=== Task statement ===
Locate each line of the material that contains "Record", then return it.

=== Supplied entries ===

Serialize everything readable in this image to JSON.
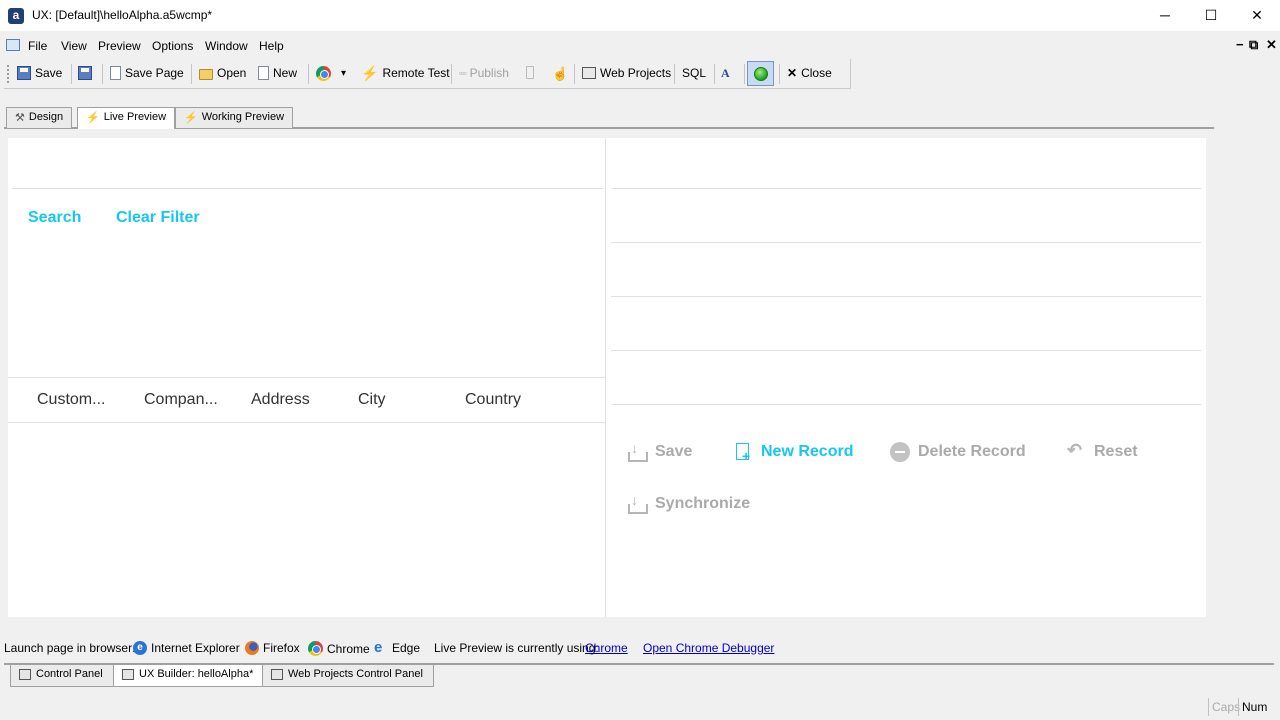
{
  "window": {
    "title": "UX: [Default]\\helloAlpha.a5wcmp*",
    "app_icon_letter": "a",
    "minimize": "─",
    "maximize": "☐",
    "close": "✕"
  },
  "menu": {
    "items": [
      "File",
      "View",
      "Preview",
      "Options",
      "Window",
      "Help"
    ],
    "mdi_controls": [
      "−",
      "⧉",
      "✕"
    ]
  },
  "toolbar": {
    "save": "Save",
    "save_page": "Save Page",
    "open": "Open",
    "new": "New",
    "remote_test": "Remote Test",
    "publish": "Publish",
    "web_projects": "Web Projects",
    "sql": "SQL",
    "close": "Close",
    "dropdown_arrow": "▾"
  },
  "tabs": [
    {
      "label": "Design",
      "icon": "tools-icon"
    },
    {
      "label": "Live Preview",
      "icon": "lightning-icon",
      "active": true
    },
    {
      "label": "Working Preview",
      "icon": "lightning-icon"
    }
  ],
  "search_panel": {
    "search_label": "Search",
    "clear_filter_label": "Clear Filter"
  },
  "list": {
    "columns": [
      "Custom...",
      "Compan...",
      "Address",
      "City",
      "Country"
    ]
  },
  "detail": {
    "save": "Save",
    "new_record": "New Record",
    "delete_record": "Delete Record",
    "reset": "Reset",
    "synchronize": "Synchronize"
  },
  "launch": {
    "prefix": "Launch page in browser:",
    "internet_explorer": "Internet Explorer",
    "firefox": "Firefox",
    "chrome": "Chrome",
    "edge": "Edge",
    "status_text": "Live Preview is currently using:",
    "current_browser": "Chrome",
    "debugger_link": "Open Chrome Debugger"
  },
  "doc_tabs": [
    {
      "label": "Control Panel"
    },
    {
      "label": "UX Builder: helloAlpha*",
      "active": true
    },
    {
      "label": "Web Projects Control Panel"
    }
  ],
  "status": {
    "caps": "Caps",
    "num": "Num"
  },
  "colors": {
    "accent": "#16c7ef",
    "disabled_text": "#aaaaaa"
  }
}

=== Completed task ===
    "new_record": "New Record",
    "delete_record": "Delete Record",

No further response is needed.